Exercise description:
Find how many lines in the material contain "Nadir"; your answer should be that number alone.

Stored records
---------------

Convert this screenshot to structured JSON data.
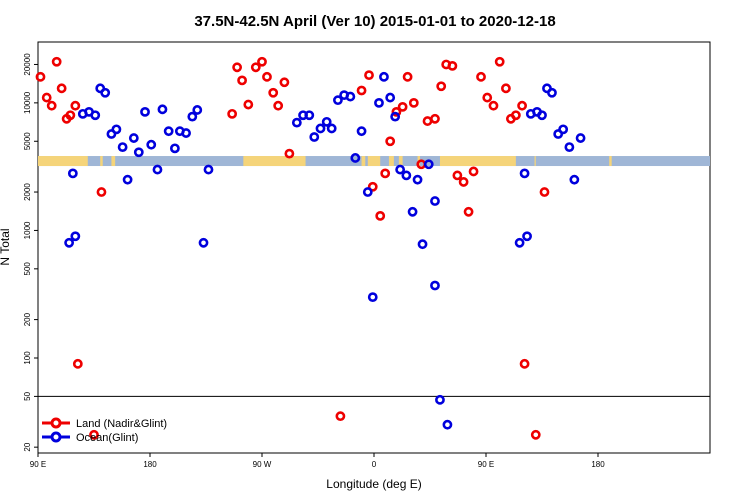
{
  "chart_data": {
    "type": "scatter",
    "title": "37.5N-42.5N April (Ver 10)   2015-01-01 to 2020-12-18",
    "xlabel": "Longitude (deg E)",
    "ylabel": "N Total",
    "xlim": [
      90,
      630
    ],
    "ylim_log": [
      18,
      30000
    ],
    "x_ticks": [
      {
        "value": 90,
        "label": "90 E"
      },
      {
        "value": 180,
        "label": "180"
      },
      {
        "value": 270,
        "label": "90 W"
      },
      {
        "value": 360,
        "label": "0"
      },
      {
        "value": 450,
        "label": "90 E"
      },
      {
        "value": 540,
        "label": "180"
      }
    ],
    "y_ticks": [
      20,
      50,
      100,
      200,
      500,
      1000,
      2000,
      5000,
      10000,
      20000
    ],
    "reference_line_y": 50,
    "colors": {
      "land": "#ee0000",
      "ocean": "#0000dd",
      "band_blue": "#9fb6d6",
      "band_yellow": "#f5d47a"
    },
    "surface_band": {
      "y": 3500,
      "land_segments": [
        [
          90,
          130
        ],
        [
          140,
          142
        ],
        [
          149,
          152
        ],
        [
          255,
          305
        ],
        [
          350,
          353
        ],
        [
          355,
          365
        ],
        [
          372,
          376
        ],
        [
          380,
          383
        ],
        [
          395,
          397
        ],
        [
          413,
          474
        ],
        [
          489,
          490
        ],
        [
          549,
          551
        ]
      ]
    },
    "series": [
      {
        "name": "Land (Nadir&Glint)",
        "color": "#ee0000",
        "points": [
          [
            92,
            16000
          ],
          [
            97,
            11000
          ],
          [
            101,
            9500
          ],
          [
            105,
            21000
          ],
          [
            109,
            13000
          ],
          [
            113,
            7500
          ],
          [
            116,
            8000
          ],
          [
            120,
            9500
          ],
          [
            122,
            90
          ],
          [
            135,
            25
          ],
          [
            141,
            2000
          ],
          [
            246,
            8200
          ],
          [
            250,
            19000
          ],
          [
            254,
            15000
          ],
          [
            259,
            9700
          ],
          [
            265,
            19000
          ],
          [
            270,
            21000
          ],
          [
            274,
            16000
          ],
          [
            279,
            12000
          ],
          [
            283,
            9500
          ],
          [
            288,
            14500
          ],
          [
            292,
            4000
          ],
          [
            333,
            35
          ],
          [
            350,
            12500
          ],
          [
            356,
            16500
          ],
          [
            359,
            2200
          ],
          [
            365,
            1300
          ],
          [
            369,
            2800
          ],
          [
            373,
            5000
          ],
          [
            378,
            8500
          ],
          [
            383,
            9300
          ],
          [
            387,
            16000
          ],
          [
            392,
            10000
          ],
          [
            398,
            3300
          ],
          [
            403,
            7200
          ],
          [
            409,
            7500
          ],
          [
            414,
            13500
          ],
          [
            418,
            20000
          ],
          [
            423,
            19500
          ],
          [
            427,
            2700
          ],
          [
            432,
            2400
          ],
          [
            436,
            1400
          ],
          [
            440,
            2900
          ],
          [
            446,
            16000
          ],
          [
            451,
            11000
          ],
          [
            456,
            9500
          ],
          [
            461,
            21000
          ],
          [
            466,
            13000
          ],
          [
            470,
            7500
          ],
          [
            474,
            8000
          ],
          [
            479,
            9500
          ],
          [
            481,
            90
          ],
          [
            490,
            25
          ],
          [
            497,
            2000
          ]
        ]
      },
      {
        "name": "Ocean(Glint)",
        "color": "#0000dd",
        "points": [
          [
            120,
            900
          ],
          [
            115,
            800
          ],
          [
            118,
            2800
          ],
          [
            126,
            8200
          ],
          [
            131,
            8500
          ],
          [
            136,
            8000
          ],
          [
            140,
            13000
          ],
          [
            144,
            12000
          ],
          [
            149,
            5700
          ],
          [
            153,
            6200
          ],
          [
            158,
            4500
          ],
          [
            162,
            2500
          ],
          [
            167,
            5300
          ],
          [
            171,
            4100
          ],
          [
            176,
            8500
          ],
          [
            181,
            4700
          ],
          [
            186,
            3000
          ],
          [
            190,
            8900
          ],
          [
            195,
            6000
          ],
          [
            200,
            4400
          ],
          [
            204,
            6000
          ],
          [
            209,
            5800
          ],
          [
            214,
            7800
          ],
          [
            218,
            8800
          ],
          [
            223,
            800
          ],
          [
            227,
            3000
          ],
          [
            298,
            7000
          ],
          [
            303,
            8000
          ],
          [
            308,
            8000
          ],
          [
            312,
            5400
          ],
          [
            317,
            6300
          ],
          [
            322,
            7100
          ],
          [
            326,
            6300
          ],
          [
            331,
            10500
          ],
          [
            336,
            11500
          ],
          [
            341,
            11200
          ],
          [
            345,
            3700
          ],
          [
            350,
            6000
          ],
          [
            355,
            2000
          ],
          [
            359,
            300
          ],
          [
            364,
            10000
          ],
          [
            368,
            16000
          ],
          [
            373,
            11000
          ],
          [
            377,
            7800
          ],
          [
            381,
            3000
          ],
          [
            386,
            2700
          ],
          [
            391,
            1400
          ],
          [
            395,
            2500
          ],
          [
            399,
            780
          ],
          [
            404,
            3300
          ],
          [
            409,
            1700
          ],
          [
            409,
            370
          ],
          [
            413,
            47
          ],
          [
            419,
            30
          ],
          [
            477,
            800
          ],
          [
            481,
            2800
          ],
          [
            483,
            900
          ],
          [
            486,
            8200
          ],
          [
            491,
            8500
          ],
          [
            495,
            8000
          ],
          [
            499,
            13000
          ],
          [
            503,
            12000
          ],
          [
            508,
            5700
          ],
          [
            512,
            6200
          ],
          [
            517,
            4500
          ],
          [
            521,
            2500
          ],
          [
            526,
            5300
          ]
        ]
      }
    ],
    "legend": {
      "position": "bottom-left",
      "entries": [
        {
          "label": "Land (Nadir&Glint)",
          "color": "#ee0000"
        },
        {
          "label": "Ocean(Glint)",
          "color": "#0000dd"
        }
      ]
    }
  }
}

---------------

Output of the task:
2